* [PAGE TEXT]
________

Together they could quickly establish a settlement that was self-supporting.
One example of a family migrating into the town together to support each other was the four Gould sisters of Osbornville. They moved into the town with their families just before the Civil War. Cooperative work circles continued to be a feature of agriculture in De Kalb through the 1950’s.

Examples of Early Farm Tools
Eric Sloane
The Town of De Kalb has unusually detailed early records of farming in the town gathered for the Potter Goff survey in 1814. There were 67 farms in the town in that year. In the ten years since the town was settled, the settlers had cleared 4,691 acres or almost 500 acres per year. Most houses were constructed of logs, while most barns were of the more time-consuming post and beam plank construction. This shows the importance early settlers placed on their farming enterprises. Since De Kalb is a stony place not all land was fit for cultivation. Much was used for pasture.
So what animals were present in 1814? 97% of the farms had at least one cow but few had more than 2. There were only 230 cows in the whole town. Only 58% of farms had horses but 85% had at least one yoke of oxen. When you work with oxen, you walk rather than ride. With the small number of horses, walking from place to place was a common mode of transportation. The most common domestic animal in the town was sheep with 1,010 reported. Pigs were about as common as cows with 261 on farms. In 1814, most of the town was still forested; only 7.3% of the land was cleared.

Eric Sloane
This early settlement period pre-dated the mechanization of agriculture that took hold in the 1850’s. Plows were wooden and cast iron, and easily broken. Harrows were spike tooth or just piles of brush pulled by domestic beasts to smooth the soil. Seed was broadcast by hand. Hay and grain were harvested with scythes. Abraham Fisk’s De Kalb account book from the 1820’s lists the repair and making of snathes (handles for scythes) as his major carpentry tasks performed in the summer months.

Eric Sloane
One of the few tools available then were fanning mills to separate chaff from the grain. Ichabod Arnold’s family was engaged in making fanning mills in the area by the early 1820’s.
Inexpensive mass-produced canning jars were not available until the 1850’s, so the food that was grown had to be dried or salted to preserve it. The winter diet consisted of cabbages, winter squash, turnips, beets, carrots and potatoes which could be stored in a root cellar. Or, as Rhobe Knight noted in a letter from De Kalb, 20 bushels of turnips were stored under a pile of hay in the yard. These items supplemented the salted and smoked meats, dried peas, beans, apples, maple sugar and flour.

________

* [COLLECTED DATA]
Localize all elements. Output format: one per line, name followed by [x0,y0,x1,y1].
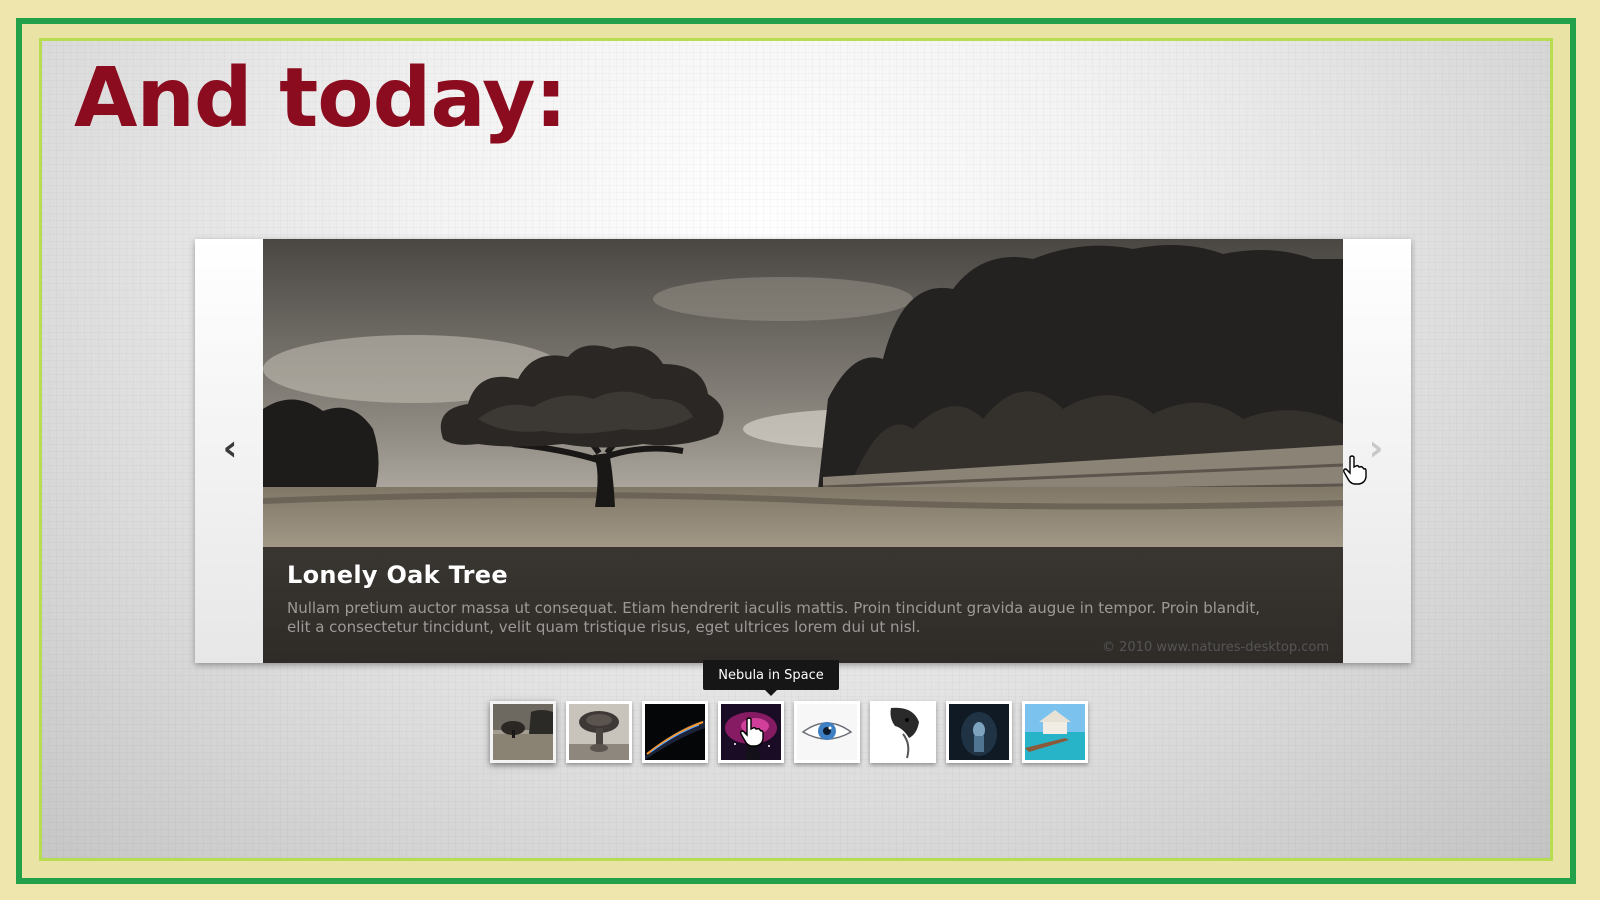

________

* [PROBLEM 1]
According to the text on early De Kalb farming, why did settlers have to dry or salt the food they grew? Answer in one to three sentences.
* [PROBLEM 2]
Repeat word for word the part of the De Kalb farming text starting with "Inexpensive mass-produced canning" and going on through "sugar and flour.".
The data was taken from a separate source.

* [TASK SOLUTION 1]
Inexpensive mass-produced canning jars were not available until the 1850's. The food that was grown therefore had to be dried or salted to preserve it.

* [TASK SOLUTION 2]
Inexpensive mass-produced canning jars were not available until the 1850’s, so the food that was grown had to be dried or salted to preserve it. The winter diet consisted of cabbages, winter squash, turnips, beets, carrots and potatoes which could be stored in a root cellar. Or, as Rhobe Knight noted in a letter from De Kalb, 20 bushels of turnips were stored under a pile of hay in the yard. These items supplemented the salted and smoked meats, dried peas, beans, apples, maple sugar and flour.